Reading passage –
↓
# Asian mill head alignment.



## big o (Sep 23, 2020)

When the mill head is raised or lowered, there is always a mis-alignment with the table. (round column Asian mill).
     Read somewhere, that a pen lazer was used. Bought two from E bay (less than $5.) The light beam was pinpointed
     thru a cap from a marker pen, #51 drill was used. A target plate was screwed to the mill base, with a #51 drill hole
      in the center.Mounting holes were drilled oversize for alignment of plate with lazer beam. Works like a charm.
      The second lazer is used to tease the cat.


----------



## DavidR8 (Sep 23, 2020)

big o said:


> When the mill head is raised or lowered, there is always a mis-alignment with the table. (round column Asian mill).
> Read somewhere, that a pen lazer was used. Bought two from E bay (less than $5.) The light beam was pinpointed
> thru a cap from a marker pen, #51 drill was used. A target plate was screwed to the mill base, with a #51 drill hole
> in the center.Mounting holes were drilled oversize for alignment of plate with lazer beam. Works like a charm.
> The second lazer is used to tease the cat.


That's brilliant! (no pun intended...)
I always thought that the laser pointer was projected at a distant wall so the distance magnified any deviation from the original location.


----------
↑
Given exercise a –
In the forum thread, condense the paragraph beginning "When the mill head is raised or lowered" into a short bulleted list that keeps its main facts.
The forum thread above and the records that follow come from unrelated sources.

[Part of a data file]
↓
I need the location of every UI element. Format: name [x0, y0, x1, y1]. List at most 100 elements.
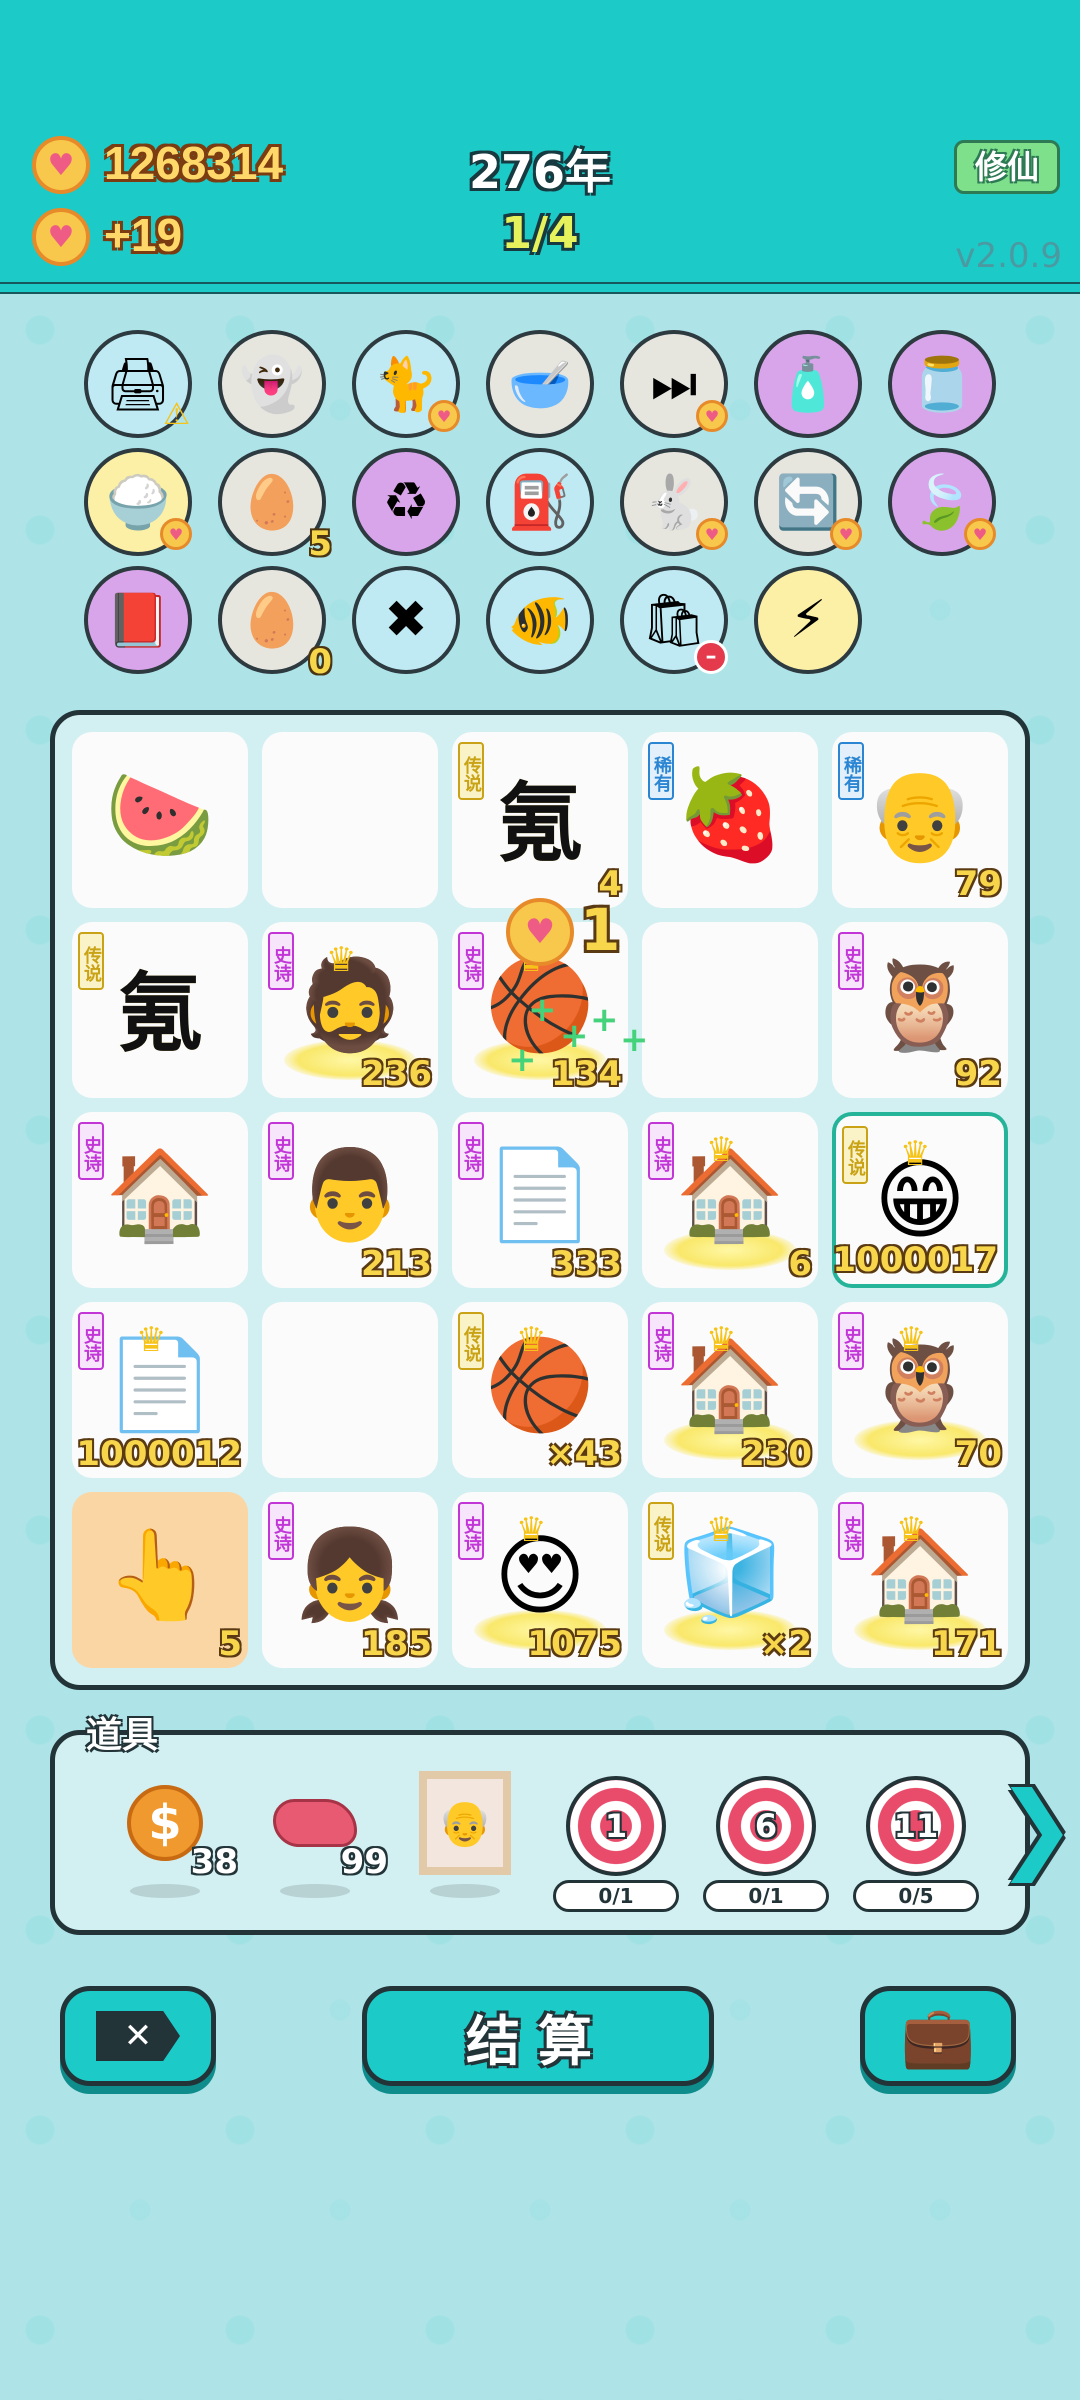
heart-badge-icon: ♥: [830, 518, 862, 550]
target-label: 6: [754, 1807, 778, 1845]
lightning-glyph: ⚡: [789, 590, 827, 650]
board-tile-watermelon[interactable]: 🍉: [72, 732, 248, 908]
prop-coin-token[interactable]: $ 38: [110, 1778, 238, 1898]
board-tile-rabbit-house[interactable]: 🏠 史诗: [72, 1112, 248, 1288]
board-tile-bearded-king[interactable]: 🧔 ♛ 史诗 236: [262, 922, 438, 1098]
cultivation-mode-button[interactable]: 修仙: [954, 140, 1060, 194]
board-tile-empty[interactable]: [262, 1302, 438, 1478]
egg-tray-glyph: 🥚: [239, 472, 305, 533]
tile-count: 236: [361, 1054, 432, 1094]
target-6[interactable]: 6: [716, 1776, 816, 1876]
recycle-icon[interactable]: ♻: [352, 448, 460, 556]
leaf-icon[interactable]: 🍃 ♥: [888, 448, 996, 556]
blocked-icon: –: [694, 640, 728, 674]
board-tile-qi-char[interactable]: 氪传说: [72, 922, 248, 1098]
jar-icon[interactable]: 🫙: [888, 330, 996, 438]
crown-icon: ♛: [136, 1320, 167, 1360]
cat-icon[interactable]: 🐈 ♥: [352, 330, 460, 438]
board-tile-old-man-face[interactable]: 👨 史诗 213: [262, 1112, 438, 1288]
board-tile-basketball-king[interactable]: 🏀 ♛ 传说 ×43: [452, 1302, 628, 1478]
skip-icon[interactable]: ⏭ ♥: [620, 330, 728, 438]
settle-button[interactable]: 结算: [362, 1986, 714, 2086]
crown-icon: ♛: [900, 1134, 931, 1174]
rarity-tag: 稀有: [648, 742, 674, 800]
income-heart-icon: ♥: [32, 208, 90, 266]
heart-badge-icon: ♥: [696, 518, 728, 550]
ghost-icon[interactable]: 👻: [218, 330, 326, 438]
board-tile-ctrl-c-ctrl-v-king[interactable]: 📄 ♛ 史诗 1000012: [72, 1302, 248, 1478]
rarity-tag: 史诗: [78, 1312, 104, 1370]
warning-icon: ⚠: [163, 397, 190, 432]
reward-amount: 1: [580, 896, 621, 964]
rarity-tag: 传说: [78, 932, 104, 990]
pump-glyph: ⛽: [507, 472, 573, 533]
board-tile-rabbit-house-king[interactable]: 🏠 ♛ 史诗 6: [642, 1112, 818, 1288]
prop-shadow: [430, 1884, 500, 1898]
printer-glyph: 🖨: [104, 354, 171, 415]
fish-tank-icon[interactable]: 🐠: [486, 566, 594, 674]
rarity-tag: 稀有: [838, 742, 864, 800]
crown-icon: ♛: [516, 1510, 547, 1550]
exit-button[interactable]: ✕: [60, 1986, 216, 2086]
tile-count: ×2: [759, 1624, 812, 1664]
board-tile-old-owl[interactable]: 🦉 史诗 92: [832, 922, 1008, 1098]
rice-bowl-glyph: 🍚: [105, 472, 171, 533]
empty-art: [262, 740, 438, 890]
refresh-icon[interactable]: 🔄 ♥: [754, 448, 862, 556]
spray-bottle-glyph: 🧴: [775, 354, 841, 415]
target-1[interactable]: 1: [566, 1776, 666, 1876]
board-tile-bald-man[interactable]: 👴 稀有 79: [832, 732, 1008, 908]
prop-shadow: [280, 1884, 350, 1898]
board-tile-ctrl-c-ctrl-v[interactable]: 📄 史诗 333: [452, 1112, 628, 1288]
board-tile-empty[interactable]: [642, 922, 818, 1098]
board-tile-braided-girl[interactable]: 👧 史诗 185: [262, 1492, 438, 1668]
sparkle-plus-icon: +: [560, 1016, 589, 1056]
prop-liver[interactable]: 99: [260, 1778, 388, 1898]
board-tile-fridge-king[interactable]: 🧊 ♛ 传说 ×2: [642, 1492, 818, 1668]
tile-count: 185: [361, 1624, 432, 1664]
rarity-tag: 史诗: [838, 932, 864, 990]
printer-icon[interactable]: 🖨 ⚠: [84, 330, 192, 438]
rarity-tag: 传说: [648, 1502, 674, 1560]
board-tile-pointing-hand[interactable]: 👆 5: [72, 1492, 248, 1668]
board-tile-empty[interactable]: [262, 732, 438, 908]
tile-count: 213: [361, 1244, 432, 1284]
board-tile-love-bearded-king[interactable]: 😍 ♛ 史诗 1075: [452, 1492, 628, 1668]
board-tile-owl-king[interactable]: 🦉 ♛ 史诗 70: [832, 1302, 1008, 1478]
empty-art: [262, 1310, 438, 1460]
spray-bottle-icon[interactable]: 🧴: [754, 330, 862, 438]
pet-bowl-icon[interactable]: 🥣: [486, 330, 594, 438]
rabbit-icon[interactable]: 🐇 ♥: [620, 448, 728, 556]
tile-count: 6: [788, 1244, 812, 1284]
rarity-tag: 传说: [842, 1126, 868, 1184]
egg-tray-empty-icon[interactable]: 🥚 0: [218, 566, 332, 682]
board-tile-qi-char[interactable]: 氪传说 4: [452, 732, 628, 908]
next-arrow-icon[interactable]: ❯: [996, 1772, 1076, 1882]
egg-tray-icon[interactable]: 🥚 5: [218, 448, 332, 564]
leaf-glyph: 🍃: [909, 472, 975, 533]
crown-icon: ♛: [706, 1510, 737, 1550]
pump-icon[interactable]: ⛽: [486, 448, 594, 556]
time-magazine-icon[interactable]: 📕: [84, 566, 192, 674]
stage-progress: 1/4: [501, 208, 579, 259]
rarity-tag: 史诗: [268, 1122, 294, 1180]
prop-portrait-frame[interactable]: 👴: [410, 1771, 520, 1898]
time-magazine-glyph: 📕: [105, 590, 171, 651]
rice-bowl-icon[interactable]: 🍚 ♥: [84, 448, 192, 556]
chopsticks-icon[interactable]: ✖: [352, 566, 460, 674]
tile-count: 92: [954, 1054, 1002, 1094]
tile-count: 1000017: [832, 1240, 998, 1280]
rabbit-glyph: 🐇: [641, 472, 707, 533]
coin-total: 1268314: [104, 137, 284, 189]
crown-icon: ♛: [326, 940, 357, 980]
board-tile-rabbit-house-king[interactable]: 🏠 ♛ 史诗 230: [642, 1302, 818, 1478]
lightning-icon[interactable]: ⚡: [754, 566, 862, 674]
portrait-frame-icon: 👴: [410, 1771, 520, 1875]
trash-bag-icon[interactable]: 🛍 –: [620, 566, 728, 674]
board-tile-grinning-king[interactable]: 😁 ♛ 传说 1000017: [832, 1112, 1008, 1288]
target-11[interactable]: 11: [866, 1776, 966, 1876]
chopsticks-glyph: ✖: [384, 590, 428, 650]
bag-button[interactable]: 💼: [860, 1986, 1016, 2086]
board-tile-lychee[interactable]: 🍓 稀有: [642, 732, 818, 908]
board-tile-rabbit-house-king[interactable]: 🏠 ♛ 史诗 171: [832, 1492, 1008, 1668]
↑
Given exercise b –
Count the lines of the records that contain the string "house". Reply with the number alone.

Task response a –
- On the round-column Asian mill, raising or lowering the head always leaves it misaligned with the table.
- The poster read somewhere that a pen laser was used for this and bought two on eBay for less than $5.
- The beam was pinpointed through a marker-pen cap drilled with a #51 drill.
- A target plate with a #51 hole in its center was screwed to the mill base.
- The plate's mounting holes were drilled oversize so it could be aligned with the beam.
- It works like a charm, and the second laser is used to tease the cat.

Task response b –
4